What you will do ▸ Reproduce all of the data that follows, character for character.
--- Start Input for this task ---
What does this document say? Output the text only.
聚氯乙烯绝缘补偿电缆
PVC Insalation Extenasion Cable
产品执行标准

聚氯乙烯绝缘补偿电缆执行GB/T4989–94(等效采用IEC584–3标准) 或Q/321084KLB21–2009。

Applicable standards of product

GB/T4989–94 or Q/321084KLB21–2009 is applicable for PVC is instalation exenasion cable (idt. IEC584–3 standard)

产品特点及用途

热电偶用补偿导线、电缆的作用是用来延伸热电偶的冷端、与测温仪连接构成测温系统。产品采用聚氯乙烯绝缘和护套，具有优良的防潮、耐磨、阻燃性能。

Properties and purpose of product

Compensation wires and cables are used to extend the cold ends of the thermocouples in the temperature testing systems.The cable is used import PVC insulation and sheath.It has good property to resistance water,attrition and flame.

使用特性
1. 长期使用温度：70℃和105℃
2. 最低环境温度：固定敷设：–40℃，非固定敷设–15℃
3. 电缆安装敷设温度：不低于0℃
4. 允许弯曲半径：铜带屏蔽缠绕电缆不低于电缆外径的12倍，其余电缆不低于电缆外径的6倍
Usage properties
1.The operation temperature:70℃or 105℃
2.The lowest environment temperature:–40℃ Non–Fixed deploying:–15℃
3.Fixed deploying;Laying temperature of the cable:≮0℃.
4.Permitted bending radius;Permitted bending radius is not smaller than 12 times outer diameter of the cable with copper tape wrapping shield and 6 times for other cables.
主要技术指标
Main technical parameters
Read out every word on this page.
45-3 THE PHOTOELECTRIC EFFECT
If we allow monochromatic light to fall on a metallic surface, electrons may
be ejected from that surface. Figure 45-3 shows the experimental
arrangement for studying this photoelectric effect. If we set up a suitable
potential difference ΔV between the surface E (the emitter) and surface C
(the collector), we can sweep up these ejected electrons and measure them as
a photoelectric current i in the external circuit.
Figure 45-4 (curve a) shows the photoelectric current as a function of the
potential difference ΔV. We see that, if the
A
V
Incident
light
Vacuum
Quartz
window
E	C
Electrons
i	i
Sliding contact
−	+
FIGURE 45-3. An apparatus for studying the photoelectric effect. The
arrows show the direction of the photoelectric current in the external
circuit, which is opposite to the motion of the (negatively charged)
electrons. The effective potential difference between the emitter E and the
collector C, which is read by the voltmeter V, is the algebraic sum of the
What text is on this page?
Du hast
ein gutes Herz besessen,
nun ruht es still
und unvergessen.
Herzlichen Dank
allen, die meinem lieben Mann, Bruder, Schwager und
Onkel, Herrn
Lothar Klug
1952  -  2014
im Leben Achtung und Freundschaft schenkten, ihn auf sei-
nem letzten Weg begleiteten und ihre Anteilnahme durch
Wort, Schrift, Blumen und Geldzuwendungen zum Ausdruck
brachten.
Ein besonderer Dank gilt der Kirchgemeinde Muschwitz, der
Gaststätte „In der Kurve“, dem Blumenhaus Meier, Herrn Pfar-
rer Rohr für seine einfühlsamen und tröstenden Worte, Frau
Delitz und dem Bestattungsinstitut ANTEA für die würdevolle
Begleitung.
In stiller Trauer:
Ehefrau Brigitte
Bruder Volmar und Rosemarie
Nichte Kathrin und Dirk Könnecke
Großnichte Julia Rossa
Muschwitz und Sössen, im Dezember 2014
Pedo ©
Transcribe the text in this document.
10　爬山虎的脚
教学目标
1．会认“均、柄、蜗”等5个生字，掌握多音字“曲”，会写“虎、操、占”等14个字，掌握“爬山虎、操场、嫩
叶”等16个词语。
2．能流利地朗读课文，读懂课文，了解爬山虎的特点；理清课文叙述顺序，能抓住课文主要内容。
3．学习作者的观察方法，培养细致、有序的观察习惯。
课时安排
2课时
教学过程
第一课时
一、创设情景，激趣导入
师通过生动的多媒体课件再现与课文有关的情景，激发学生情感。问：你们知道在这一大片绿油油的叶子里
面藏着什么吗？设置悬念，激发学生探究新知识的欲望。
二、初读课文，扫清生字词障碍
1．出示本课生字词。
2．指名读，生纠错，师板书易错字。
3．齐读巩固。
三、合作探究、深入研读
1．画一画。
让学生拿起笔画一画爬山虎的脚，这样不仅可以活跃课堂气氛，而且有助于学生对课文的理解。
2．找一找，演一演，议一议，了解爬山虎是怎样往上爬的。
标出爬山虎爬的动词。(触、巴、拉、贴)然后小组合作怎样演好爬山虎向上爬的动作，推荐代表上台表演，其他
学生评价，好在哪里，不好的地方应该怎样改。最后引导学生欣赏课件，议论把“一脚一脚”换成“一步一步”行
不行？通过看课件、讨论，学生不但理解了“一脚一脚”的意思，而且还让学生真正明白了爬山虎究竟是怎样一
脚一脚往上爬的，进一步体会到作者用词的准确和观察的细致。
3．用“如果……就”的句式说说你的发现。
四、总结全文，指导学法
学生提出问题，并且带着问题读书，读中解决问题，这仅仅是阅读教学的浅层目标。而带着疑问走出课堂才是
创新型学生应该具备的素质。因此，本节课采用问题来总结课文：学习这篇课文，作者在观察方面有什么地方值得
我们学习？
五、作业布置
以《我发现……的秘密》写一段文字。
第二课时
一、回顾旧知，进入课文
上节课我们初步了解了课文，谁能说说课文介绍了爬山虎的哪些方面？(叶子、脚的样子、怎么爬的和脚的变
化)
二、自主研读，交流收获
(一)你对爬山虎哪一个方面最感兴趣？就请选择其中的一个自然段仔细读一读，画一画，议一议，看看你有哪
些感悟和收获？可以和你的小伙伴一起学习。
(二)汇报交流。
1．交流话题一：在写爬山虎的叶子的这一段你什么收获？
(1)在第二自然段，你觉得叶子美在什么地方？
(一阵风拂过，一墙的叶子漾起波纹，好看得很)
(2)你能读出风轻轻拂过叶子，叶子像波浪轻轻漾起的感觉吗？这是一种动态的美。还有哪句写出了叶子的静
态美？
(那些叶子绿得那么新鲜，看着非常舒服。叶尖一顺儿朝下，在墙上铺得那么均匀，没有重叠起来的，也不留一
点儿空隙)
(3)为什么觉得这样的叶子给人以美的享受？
--- End Input for this task ---
Exercise response ▸
What does this document say? Output the text only.
聚氯乙烯绝缘补偿电缆
PVC Insalation Extenasion Cable
产品执行标准

聚氯乙烯绝缘补偿电缆执行GB/T4989–94(等效采用IEC584–3标准) 或Q/321084KLB21–2009。

Applicable standards of product

GB/T4989–94 or Q/321084KLB21–2009 is applicable for PVC is instalation exenasion cable (idt. IEC584–3 standard)

产品特点及用途

热电偶用补偿导线、电缆的作用是用来延伸热电偶的冷端、与测温仪连接构成测温系统。产品采用聚氯乙烯绝缘和护套，具有优良的防潮、耐磨、阻燃性能。

Properties and purpose of product

Compensation wires and cables are used to extend the cold ends of the thermocouples in the temperature testing systems.The cable is used import PVC insulation and sheath.It has good property to resistance water,attrition and flame.

使用特性
1. 长期使用温度：70℃和105℃
2. 最低环境温度：固定敷设：–40℃，非固定敷设–15℃
3. 电缆安装敷设温度：不低于0℃
4. 允许弯曲半径：铜带屏蔽缠绕电缆不低于电缆外径的12倍，其余电缆不低于电缆外径的6倍
Usage properties
1.The operation temperature:70℃or 105℃
2.The lowest environment temperature:–40℃ Non–Fixed deploying:–15℃
3.Fixed deploying;Laying temperature of the cable:≮0℃.
4.Permitted bending radius;Permitted bending radius is not smaller than 12 times outer diameter of the cable with copper tape wrapping shield and 6 times for other cables.
主要技术指标
Main technical parameters
Read out every word on this page.
45-3 THE PHOTOELECTRIC EFFECT
If we allow monochromatic light to fall on a metallic surface, electrons may
be ejected from that surface. Figure 45-3 shows the experimental
arrangement for studying this photoelectric effect. If we set up a suitable
potential difference ΔV between the surface E (the emitter) and surface C
(the collector), we can sweep up these ejected electrons and measure them as
a photoelectric current i in the external circuit.
Figure 45-4 (curve a) shows the photoelectric current as a function of the
potential difference ΔV. We see that, if the
A
V
Incident
light
Vacuum
Quartz
window
E	C
Electrons
i	i
Sliding contact
−	+
FIGURE 45-3. An apparatus for studying the photoelectric effect. The
arrows show the direction of the photoelectric current in the external
circuit, which is opposite to the motion of the (negatively charged)
electrons. The effective potential difference between the emitter E and the
collector C, which is read by the voltmeter V, is the algebraic sum of the
What text is on this page?
Du hast
ein gutes Herz besessen,
nun ruht es still
und unvergessen.
Herzlichen Dank
allen, die meinem lieben Mann, Bruder, Schwager und
Onkel, Herrn
Lothar Klug
1952  -  2014
im Leben Achtung und Freundschaft schenkten, ihn auf sei-
nem letzten Weg begleiteten und ihre Anteilnahme durch
Wort, Schrift, Blumen und Geldzuwendungen zum Ausdruck
brachten.
Ein besonderer Dank gilt der Kirchgemeinde Muschwitz, der
Gaststätte „In der Kurve“, dem Blumenhaus Meier, Herrn Pfar-
rer Rohr für seine einfühlsamen und tröstenden Worte, Frau
Delitz und dem Bestattungsinstitut ANTEA für die würdevolle
Begleitung.
In stiller Trauer:
Ehefrau Brigitte
Bruder Volmar und Rosemarie
Nichte Kathrin und Dirk Könnecke
Großnichte Julia Rossa
Muschwitz und Sössen, im Dezember 2014
Pedo ©
Transcribe the text in this document.
10　爬山虎的脚
教学目标
1．会认“均、柄、蜗”等5个生字，掌握多音字“曲”，会写“虎、操、占”等14个字，掌握“爬山虎、操场、嫩
叶”等16个词语。
2．能流利地朗读课文，读懂课文，了解爬山虎的特点；理清课文叙述顺序，能抓住课文主要内容。
3．学习作者的观察方法，培养细致、有序的观察习惯。
课时安排
2课时
教学过程
第一课时
一、创设情景，激趣导入
师通过生动的多媒体课件再现与课文有关的情景，激发学生情感。问：你们知道在这一大片绿油油的叶子里
面藏着什么吗？设置悬念，激发学生探究新知识的欲望。
二、初读课文，扫清生字词障碍
1．出示本课生字词。
2．指名读，生纠错，师板书易错字。
3．齐读巩固。
三、合作探究、深入研读
1．画一画。
让学生拿起笔画一画爬山虎的脚，这样不仅可以活跃课堂气氛，而且有助于学生对课文的理解。
2．找一找，演一演，议一议，了解爬山虎是怎样往上爬的。
标出爬山虎爬的动词。(触、巴、拉、贴)然后小组合作怎样演好爬山虎向上爬的动作，推荐代表上台表演，其他
学生评价，好在哪里，不好的地方应该怎样改。最后引导学生欣赏课件，议论把“一脚一脚”换成“一步一步”行
不行？通过看课件、讨论，学生不但理解了“一脚一脚”的意思，而且还让学生真正明白了爬山虎究竟是怎样一
脚一脚往上爬的，进一步体会到作者用词的准确和观察的细致。
3．用“如果……就”的句式说说你的发现。
四、总结全文，指导学法
学生提出问题，并且带着问题读书，读中解决问题，这仅仅是阅读教学的浅层目标。而带着疑问走出课堂才是
创新型学生应该具备的素质。因此，本节课采用问题来总结课文：学习这篇课文，作者在观察方面有什么地方值得
我们学习？
五、作业布置
以《我发现……的秘密》写一段文字。
第二课时
一、回顾旧知，进入课文
上节课我们初步了解了课文，谁能说说课文介绍了爬山虎的哪些方面？(叶子、脚的样子、怎么爬的和脚的变
化)
二、自主研读，交流收获
(一)你对爬山虎哪一个方面最感兴趣？就请选择其中的一个自然段仔细读一读，画一画，议一议，看看你有哪
些感悟和收获？可以和你的小伙伴一起学习。
(二)汇报交流。
1．交流话题一：在写爬山虎的叶子的这一段你什么收获？
(1)在第二自然段，你觉得叶子美在什么地方？
(一阵风拂过，一墙的叶子漾起波纹，好看得很)
(2)你能读出风轻轻拂过叶子，叶子像波浪轻轻漾起的感觉吗？这是一种动态的美。还有哪句写出了叶子的静
态美？
(那些叶子绿得那么新鲜，看着非常舒服。叶尖一顺儿朝下，在墙上铺得那么均匀，没有重叠起来的，也不留一
点儿空隙)
(3)为什么觉得这样的叶子给人以美的享受？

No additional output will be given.